• A series of records
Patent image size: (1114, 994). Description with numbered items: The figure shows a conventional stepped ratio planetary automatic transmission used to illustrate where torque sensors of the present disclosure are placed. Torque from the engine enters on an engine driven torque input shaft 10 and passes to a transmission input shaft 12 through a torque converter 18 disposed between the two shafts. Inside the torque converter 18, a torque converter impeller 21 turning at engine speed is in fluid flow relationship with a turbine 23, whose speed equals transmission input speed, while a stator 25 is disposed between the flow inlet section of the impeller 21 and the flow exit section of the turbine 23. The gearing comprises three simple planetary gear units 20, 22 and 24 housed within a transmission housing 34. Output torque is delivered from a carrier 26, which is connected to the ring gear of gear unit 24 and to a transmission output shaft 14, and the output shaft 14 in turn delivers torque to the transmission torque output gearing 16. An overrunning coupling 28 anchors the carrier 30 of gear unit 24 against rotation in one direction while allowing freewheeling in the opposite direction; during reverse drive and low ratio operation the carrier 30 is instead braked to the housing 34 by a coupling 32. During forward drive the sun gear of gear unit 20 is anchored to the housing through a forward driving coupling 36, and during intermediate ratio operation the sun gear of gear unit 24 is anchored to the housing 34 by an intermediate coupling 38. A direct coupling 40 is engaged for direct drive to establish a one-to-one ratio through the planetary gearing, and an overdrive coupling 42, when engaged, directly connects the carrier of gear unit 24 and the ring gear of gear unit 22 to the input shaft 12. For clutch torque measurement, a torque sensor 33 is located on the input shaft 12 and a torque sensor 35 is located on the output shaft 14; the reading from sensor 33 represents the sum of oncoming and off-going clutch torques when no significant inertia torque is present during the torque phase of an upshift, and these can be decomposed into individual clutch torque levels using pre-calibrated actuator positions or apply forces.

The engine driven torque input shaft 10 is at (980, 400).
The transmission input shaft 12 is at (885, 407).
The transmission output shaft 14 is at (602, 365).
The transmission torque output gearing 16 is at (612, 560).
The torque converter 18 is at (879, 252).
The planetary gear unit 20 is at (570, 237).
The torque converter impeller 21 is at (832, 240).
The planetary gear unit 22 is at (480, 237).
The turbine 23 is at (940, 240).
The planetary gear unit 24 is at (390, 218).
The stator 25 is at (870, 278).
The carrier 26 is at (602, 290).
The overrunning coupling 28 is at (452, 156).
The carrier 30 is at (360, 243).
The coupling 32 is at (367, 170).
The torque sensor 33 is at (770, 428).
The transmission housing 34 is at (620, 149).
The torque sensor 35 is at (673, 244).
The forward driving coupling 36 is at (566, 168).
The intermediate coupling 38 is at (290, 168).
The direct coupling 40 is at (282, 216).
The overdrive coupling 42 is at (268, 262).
--
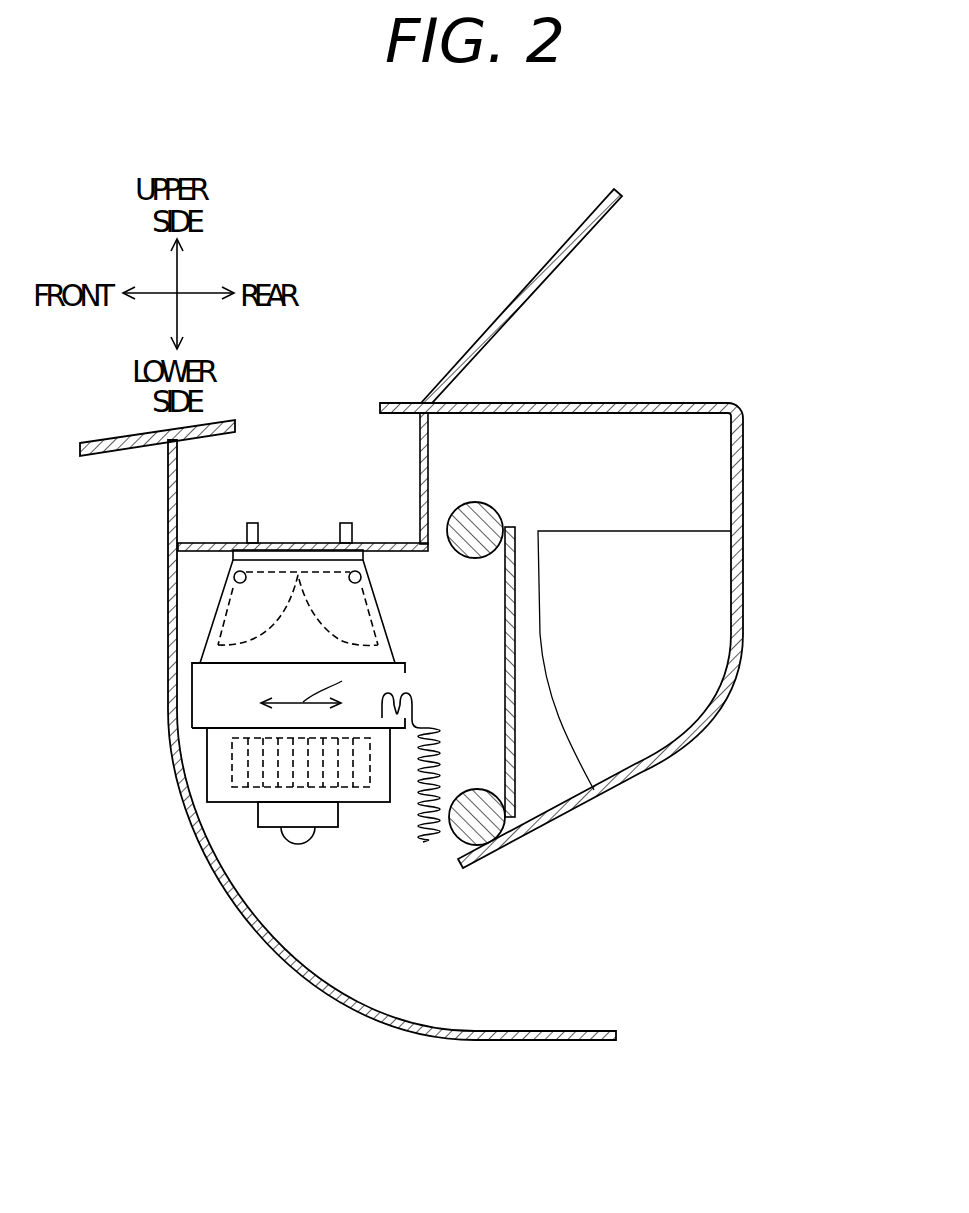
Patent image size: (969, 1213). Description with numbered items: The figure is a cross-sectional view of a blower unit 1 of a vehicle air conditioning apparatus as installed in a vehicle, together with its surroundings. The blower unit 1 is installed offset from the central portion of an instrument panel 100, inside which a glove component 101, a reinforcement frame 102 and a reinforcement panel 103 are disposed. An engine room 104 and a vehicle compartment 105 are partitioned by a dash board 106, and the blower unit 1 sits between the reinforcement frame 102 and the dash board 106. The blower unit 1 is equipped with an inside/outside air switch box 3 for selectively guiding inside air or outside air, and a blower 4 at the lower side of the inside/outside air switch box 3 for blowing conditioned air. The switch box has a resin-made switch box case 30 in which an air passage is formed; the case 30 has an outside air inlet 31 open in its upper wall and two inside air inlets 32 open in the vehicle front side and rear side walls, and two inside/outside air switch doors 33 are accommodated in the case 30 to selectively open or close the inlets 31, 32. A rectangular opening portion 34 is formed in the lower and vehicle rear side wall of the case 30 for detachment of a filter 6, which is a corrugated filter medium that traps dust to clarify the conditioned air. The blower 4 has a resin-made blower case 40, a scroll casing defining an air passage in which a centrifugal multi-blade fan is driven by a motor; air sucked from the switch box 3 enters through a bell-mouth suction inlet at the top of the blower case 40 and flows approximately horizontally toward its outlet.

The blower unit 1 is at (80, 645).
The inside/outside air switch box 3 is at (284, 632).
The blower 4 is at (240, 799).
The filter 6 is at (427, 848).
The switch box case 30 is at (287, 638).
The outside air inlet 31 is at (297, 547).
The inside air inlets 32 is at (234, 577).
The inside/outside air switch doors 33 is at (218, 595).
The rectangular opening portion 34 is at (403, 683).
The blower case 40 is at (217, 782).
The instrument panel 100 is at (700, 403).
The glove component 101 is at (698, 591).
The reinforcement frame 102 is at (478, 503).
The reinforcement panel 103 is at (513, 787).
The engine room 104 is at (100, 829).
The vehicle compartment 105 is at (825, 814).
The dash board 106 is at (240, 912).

• Exercise instructions
Reproduce the data from the line with "Patent image size: (969, 1213)." to the line with "The inside air inlets 32 is at (234, 577).", substituting "sectional view" for "cross-sectional view" and leaving all else unchanged. Provide those lines alone.

• Answer
Patent image size: (969, 1213). Description with numbered items: The figure is a sectional view of a blower unit 1 of a vehicle air conditioning apparatus as installed in a vehicle, together with its surroundings. The blower unit 1 is installed offset from the central portion of an instrument panel 100, inside which a glove component 101, a reinforcement frame 102 and a reinforcement panel 103 are disposed. An engine room 104 and a vehicle compartment 105 are partitioned by a dash board 106, and the blower unit 1 sits between the reinforcement frame 102 and the dash board 106. The blower unit 1 is equipped with an inside/outside air switch box 3 for selectively guiding inside air or outside air, and a blower 4 at the lower side of the inside/outside air switch box 3 for blowing conditioned air. The switch box has a resin-made switch box case 30 in which an air passage is formed; the case 30 has an outside air inlet 31 open in its upper wall and two inside air inlets 32 open in the vehicle front side and rear side walls, and two inside/outside air switch doors 33 are accommodated in the case 30 to selectively open or close the inlets 31, 32. A rectangular opening portion 34 is formed in the lower and vehicle rear side wall of the case 30 for detachment of a filter 6, which is a corrugated filter medium that traps dust to clarify the conditioned air. The blower 4 has a resin-made blower case 40, a scroll casing defining an air passage in which a centrifugal multi-blade fan is driven by a motor; air sucked from the switch box 3 enters through a bell-mouth suction inlet at the top of the blower case 40 and flows approximately horizontally toward its outlet.

The blower unit 1 is at (80, 645).
The inside/outside air switch box 3 is at (284, 632).
The blower 4 is at (240, 799).
The filter 6 is at (427, 848).
The switch box case 30 is at (287, 638).
The outside air inlet 31 is at (297, 547).
The inside air inlets 32 is at (234, 577).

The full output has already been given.